[begin Entries provided]

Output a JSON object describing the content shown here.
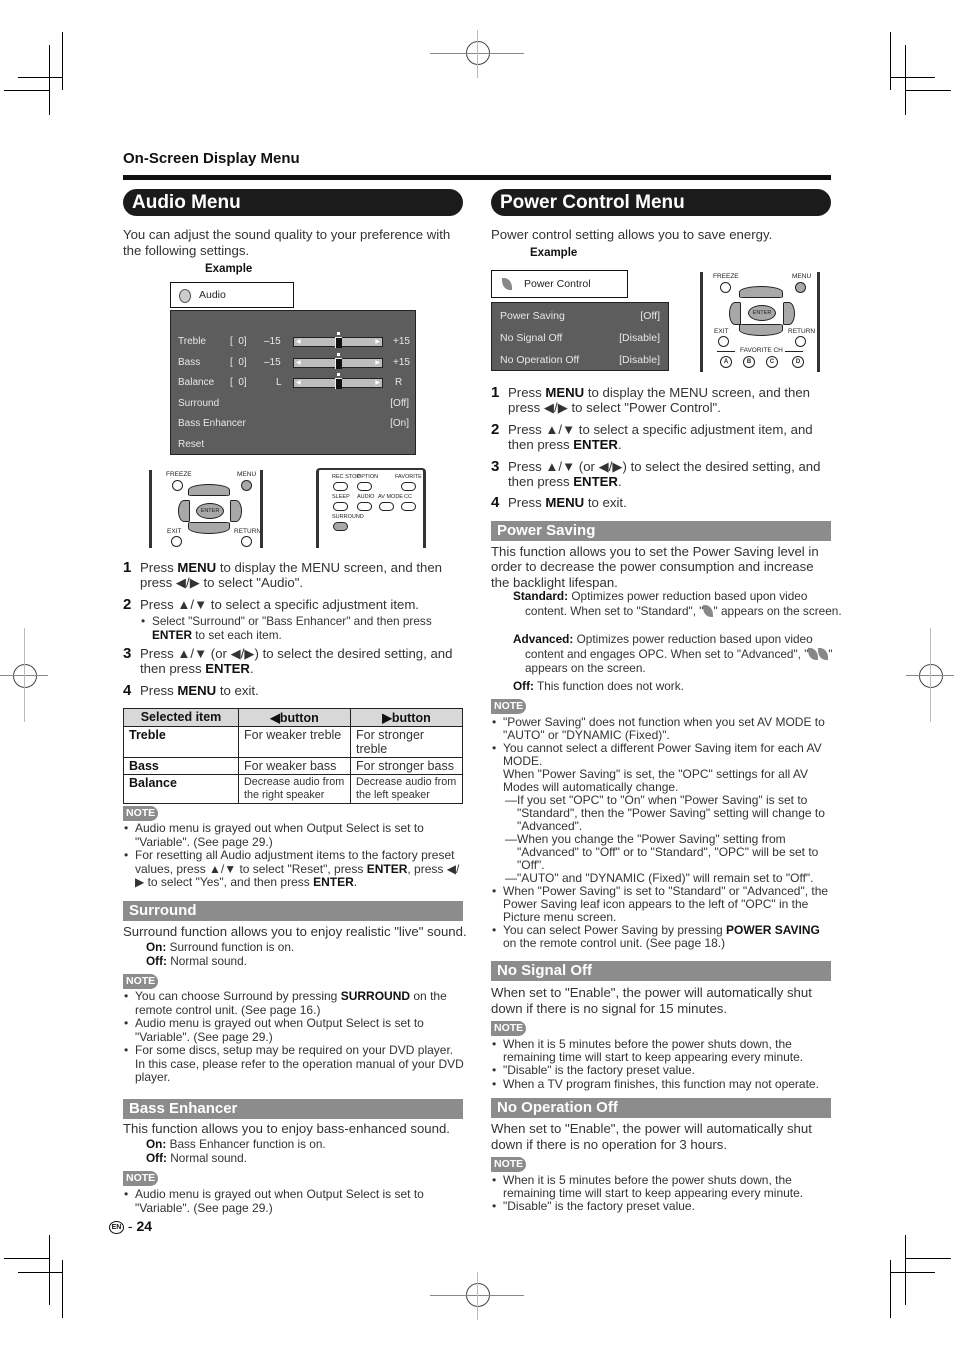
{
  "page": {
    "header": "On-Screen Display Menu",
    "page_number": "24",
    "lang_badge": "EN",
    "page_sep": "-"
  },
  "audio": {
    "title": "Audio Menu",
    "intro": "You can adjust the sound quality to your preference with the following settings.",
    "example_label": "Example",
    "osd_title": "Audio",
    "osd_rows": [
      {
        "label": "Treble",
        "value": "[  0]",
        "min": "–15",
        "max": "+15",
        "level": 0.5
      },
      {
        "label": "Bass",
        "value": "[  0]",
        "min": "–15",
        "max": "+15",
        "level": 0.5
      },
      {
        "label": "Balance",
        "value": "[  0]",
        "min": "L",
        "max": "R",
        "level": 0.5
      },
      {
        "label": "Surround",
        "setting": "[Off]"
      },
      {
        "label": "Bass Enhancer",
        "setting": "[On]"
      },
      {
        "label": "Reset"
      }
    ],
    "remote1": {
      "freeze": "FREEZE",
      "menu": "MENU",
      "enter": "ENTER",
      "exit": "EXIT",
      "return": "RETURN"
    },
    "remote2": {
      "rec_stop": "REC STOP",
      "option": "OPTION",
      "favorite": "FAVORITE",
      "sleep": "SLEEP",
      "audio": "AUDIO",
      "av_mode": "AV MODE",
      "cc": "CC",
      "surround": "SURROUND"
    },
    "steps": [
      {
        "n": "1",
        "html": "Press <b>MENU</b> to display the MENU screen, and then press ◀/▶ to select \"Audio\"."
      },
      {
        "n": "2",
        "html": "Press ▲/▼ to select a specific adjustment item."
      },
      {
        "n": "3",
        "html": "Press ▲/▼ (or ◀/▶) to select the desired setting, and then press <b>ENTER</b>."
      },
      {
        "n": "4",
        "html": "Press <b>MENU</b> to exit."
      }
    ],
    "step2_sub": "Select \"Surround\" or \"Bass Enhancer\" and then press <b>ENTER</b> to set each item.",
    "table": {
      "headers": [
        "Selected item",
        "◀button",
        "▶button"
      ],
      "rows": [
        [
          "Treble",
          "For weaker treble",
          "For stronger treble"
        ],
        [
          "Bass",
          "For weaker bass",
          "For stronger bass"
        ],
        [
          "Balance",
          "Decrease audio from the right speaker",
          "Decrease audio from the left speaker"
        ]
      ]
    },
    "note_label": "NOTE",
    "notes": [
      "Audio menu is grayed out when Output Select is set to \"Variable\". (See page 29.)",
      "For resetting all Audio adjustment items to the factory preset values, press ▲/▼ to select \"Reset\", press <b>ENTER</b>, press ◀/▶ to select \"Yes\", and then press <b>ENTER</b>."
    ],
    "surround": {
      "title": "Surround",
      "desc": "Surround function allows you to enjoy realistic \"live\" sound.",
      "on": "<b>On:</b> Surround function is on.",
      "off": "<b>Off:</b> Normal sound.",
      "notes": [
        "You can choose Surround by pressing <b>SURROUND</b> on the remote control unit. (See page 16.)",
        "Audio menu is grayed out when Output Select is set to \"Variable\". (See page 29.)",
        "For some discs, setup may be required on your DVD player. In this case, please refer to the operation manual of your DVD player."
      ]
    },
    "bass_enhancer": {
      "title": "Bass Enhancer",
      "desc": "This function allows you to enjoy bass-enhanced sound.",
      "on": "<b>On:</b> Bass Enhancer function is on.",
      "off": "<b>Off:</b> Normal sound.",
      "notes": [
        "Audio menu is grayed out when Output Select is set to \"Variable\". (See page 29.)"
      ]
    }
  },
  "power": {
    "title": "Power Control Menu",
    "intro": "Power control setting allows you to save energy.",
    "example_label": "Example",
    "osd_title": "Power Control",
    "osd_rows": [
      {
        "label": "Power Saving",
        "setting": "[Off]"
      },
      {
        "label": "No Signal Off",
        "setting": "[Disable]"
      },
      {
        "label": "No Operation Off",
        "setting": "[Disable]"
      }
    ],
    "remote": {
      "freeze": "FREEZE",
      "menu": "MENU",
      "enter": "ENTER",
      "exit": "EXIT",
      "return": "RETURN",
      "favorite_ch": "FAVORITE CH",
      "a": "A",
      "b": "B",
      "c": "C",
      "d": "D"
    },
    "steps": [
      {
        "n": "1",
        "html": "Press <b>MENU</b> to display the MENU screen, and then press ◀/▶ to select \"Power Control\"."
      },
      {
        "n": "2",
        "html": "Press ▲/▼ to select a specific adjustment item, and then press <b>ENTER</b>."
      },
      {
        "n": "3",
        "html": "Press ▲/▼ (or ◀/▶) to select the desired setting, and then press <b>ENTER</b>."
      },
      {
        "n": "4",
        "html": "Press <b>MENU</b> to exit."
      }
    ],
    "power_saving": {
      "title": "Power Saving",
      "desc": "This function allows you to set the Power Saving level in order to decrease the power consumption and increase the backlight lifespan.",
      "standard": "<b>Standard:</b> Optimizes power reduction based upon video content. When set to \"Standard\", \"<span class='leaf'></span>\" appears on the screen.",
      "advanced": "<b>Advanced:</b> Optimizes power reduction based upon video content and engages OPC. When set to \"Advanced\", \"<span class='leaf'></span><span class='leaf'></span>\" appears on the screen.",
      "off": "<b>Off:</b> This function does not work.",
      "notes": [
        "\"Power Saving\" does not function when you set AV MODE to \"AUTO\" or \"DYNAMIC (Fixed)\".",
        "You cannot select a different Power Saving item for each AV MODE.<br>When \"Power Saving\" is set, the \"OPC\" settings for all AV Modes will automatically change.<span class='dash'>—If you set \"OPC\" to \"On\" when \"Power Saving\" is set to \"Standard\", then the \"Power Saving\" setting will change to \"Advanced\".</span><span class='dash'>—When you change the \"Power Saving\" setting from \"Advanced\" to \"Off\" or to \"Standard\", \"OPC\" will be set to \"Off\".</span><span class='dash'>—\"AUTO\" and \"DYNAMIC (Fixed)\" will remain set to \"Off\".</span>",
        "When \"Power Saving\" is set to \"Standard\" or \"Advanced\", the Power Saving leaf icon appears to the left of \"OPC\" in the Picture menu screen.",
        "You can select Power Saving by pressing <b>POWER SAVING</b> on the remote control unit. (See page 18.)"
      ]
    },
    "no_signal_off": {
      "title": "No Signal Off",
      "desc": "When set to \"Enable\", the power will automatically shut down if there is no signal for 15 minutes.",
      "notes": [
        "When it is 5 minutes before the power shuts down, the remaining time will start to keep appearing every minute.",
        "\"Disable\" is the factory preset value.",
        "When a TV program finishes, this function may not operate."
      ]
    },
    "no_operation_off": {
      "title": "No Operation Off",
      "desc": "When set to \"Enable\", the power will automatically shut down if there is no operation for 3 hours.",
      "notes": [
        "When it is 5 minutes before the power shuts down, the remaining time will start to keep appearing every minute.",
        "\"Disable\" is the factory preset value."
      ]
    }
  }
}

[end Entries provided]

[Written request]: Gather all lines where the word "sound" appears.

[Answer to the task]:
    "intro": "You can adjust the sound quality to your preference with the following settings.",
      "desc": "Surround function allows you to enjoy realistic \"live\" sound.",
      "off": "<b>Off:</b> Normal sound.",
      "desc": "This function allows you to enjoy bass-enhanced sound.",
      "off": "<b>Off:</b> Normal sound.",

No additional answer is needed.